AIM:
Please quote the material exactly, every line of it.

(Collected data entries)
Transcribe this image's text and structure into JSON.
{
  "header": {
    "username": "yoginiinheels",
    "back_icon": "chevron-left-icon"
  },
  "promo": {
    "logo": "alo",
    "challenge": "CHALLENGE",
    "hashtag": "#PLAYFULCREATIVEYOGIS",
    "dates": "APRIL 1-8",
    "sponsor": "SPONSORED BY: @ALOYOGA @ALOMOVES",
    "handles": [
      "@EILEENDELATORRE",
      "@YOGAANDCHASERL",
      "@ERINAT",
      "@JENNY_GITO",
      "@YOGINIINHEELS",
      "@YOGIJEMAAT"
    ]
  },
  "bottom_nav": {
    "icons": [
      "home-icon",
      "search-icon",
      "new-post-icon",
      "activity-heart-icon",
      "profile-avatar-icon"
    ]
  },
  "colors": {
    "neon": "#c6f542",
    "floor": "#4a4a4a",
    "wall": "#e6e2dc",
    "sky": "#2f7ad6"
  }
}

EXERCISE RESULT:
Transcribe this image's text and structure into JSON.
{
  "header": {
    "username": "yoginiinheels",
    "back_icon": "chevron-left-icon"
  },
  "promo": {
    "logo": "alo",
    "challenge": "CHALLENGE",
    "hashtag": "#PLAYFULCREATIVEYOGIS",
    "dates": "APRIL 1-8",
    "sponsor": "SPONSORED BY: @ALOYOGA @ALOMOVES",
    "handles": [
      "@EILEENDELATORRE",
      "@YOGAANDCHASERL",
      "@ERINAT",
      "@JENNY_GITO",
      "@YOGINIINHEELS",
      "@YOGIJEMAAT"
    ]
  },
  "bottom_nav": {
    "icons": [
      "home-icon",
      "search-icon",
      "new-post-icon",
      "activity-heart-icon",
      "profile-avatar-icon"
    ]
  },
  "colors": {
    "neon": "#c6f542",
    "floor": "#4a4a4a",
    "wall": "#e6e2dc",
    "sky": "#2f7ad6"
  }
}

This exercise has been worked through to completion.